>>>

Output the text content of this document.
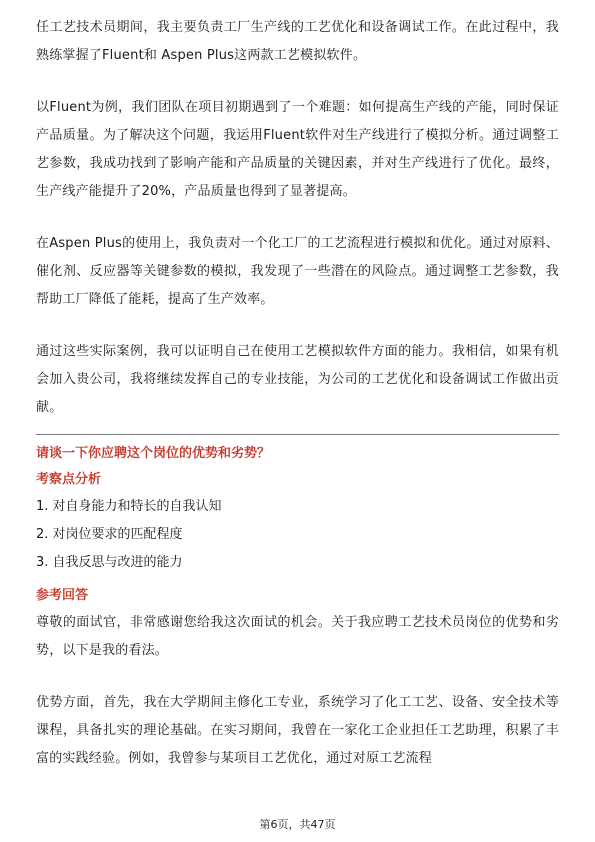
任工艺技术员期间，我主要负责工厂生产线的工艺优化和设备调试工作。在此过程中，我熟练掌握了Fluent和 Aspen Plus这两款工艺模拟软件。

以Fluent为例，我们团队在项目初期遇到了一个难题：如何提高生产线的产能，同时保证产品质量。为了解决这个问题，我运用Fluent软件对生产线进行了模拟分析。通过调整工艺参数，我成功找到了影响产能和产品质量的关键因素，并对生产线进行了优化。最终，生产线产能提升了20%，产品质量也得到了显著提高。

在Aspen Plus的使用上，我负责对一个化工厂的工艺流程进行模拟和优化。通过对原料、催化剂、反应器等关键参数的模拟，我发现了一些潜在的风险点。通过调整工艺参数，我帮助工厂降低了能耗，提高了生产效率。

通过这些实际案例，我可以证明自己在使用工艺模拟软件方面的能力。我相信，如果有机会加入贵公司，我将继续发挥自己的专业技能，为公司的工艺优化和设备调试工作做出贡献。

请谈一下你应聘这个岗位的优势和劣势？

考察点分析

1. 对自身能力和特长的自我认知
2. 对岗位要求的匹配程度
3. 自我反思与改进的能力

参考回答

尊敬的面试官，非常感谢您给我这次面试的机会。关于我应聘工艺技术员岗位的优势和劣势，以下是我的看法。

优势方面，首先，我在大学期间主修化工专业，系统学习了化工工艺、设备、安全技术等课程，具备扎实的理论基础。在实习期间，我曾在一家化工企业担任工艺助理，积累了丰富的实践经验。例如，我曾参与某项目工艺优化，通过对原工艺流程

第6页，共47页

<<<

* What is asked *
Restate the records word for word, omitting images.

* Finished task *
Output the text content of this document.
任工艺技术员期间，我主要负责工厂生产线的工艺优化和设备调试工作。在此过程中，我熟练掌握了Fluent和 Aspen Plus这两款工艺模拟软件。

以Fluent为例，我们团队在项目初期遇到了一个难题：如何提高生产线的产能，同时保证产品质量。为了解决这个问题，我运用Fluent软件对生产线进行了模拟分析。通过调整工艺参数，我成功找到了影响产能和产品质量的关键因素，并对生产线进行了优化。最终，生产线产能提升了20%，产品质量也得到了显著提高。

在Aspen Plus的使用上，我负责对一个化工厂的工艺流程进行模拟和优化。通过对原料、催化剂、反应器等关键参数的模拟，我发现了一些潜在的风险点。通过调整工艺参数，我帮助工厂降低了能耗，提高了生产效率。

通过这些实际案例，我可以证明自己在使用工艺模拟软件方面的能力。我相信，如果有机会加入贵公司，我将继续发挥自己的专业技能，为公司的工艺优化和设备调试工作做出贡献。

请谈一下你应聘这个岗位的优势和劣势？

考察点分析

1. 对自身能力和特长的自我认知
2. 对岗位要求的匹配程度
3. 自我反思与改进的能力

参考回答

尊敬的面试官，非常感谢您给我这次面试的机会。关于我应聘工艺技术员岗位的优势和劣势，以下是我的看法。

优势方面，首先，我在大学期间主修化工专业，系统学习了化工工艺、设备、安全技术等课程，具备扎实的理论基础。在实习期间，我曾在一家化工企业担任工艺助理，积累了丰富的实践经验。例如，我曾参与某项目工艺优化，通过对原工艺流程

第6页，共47页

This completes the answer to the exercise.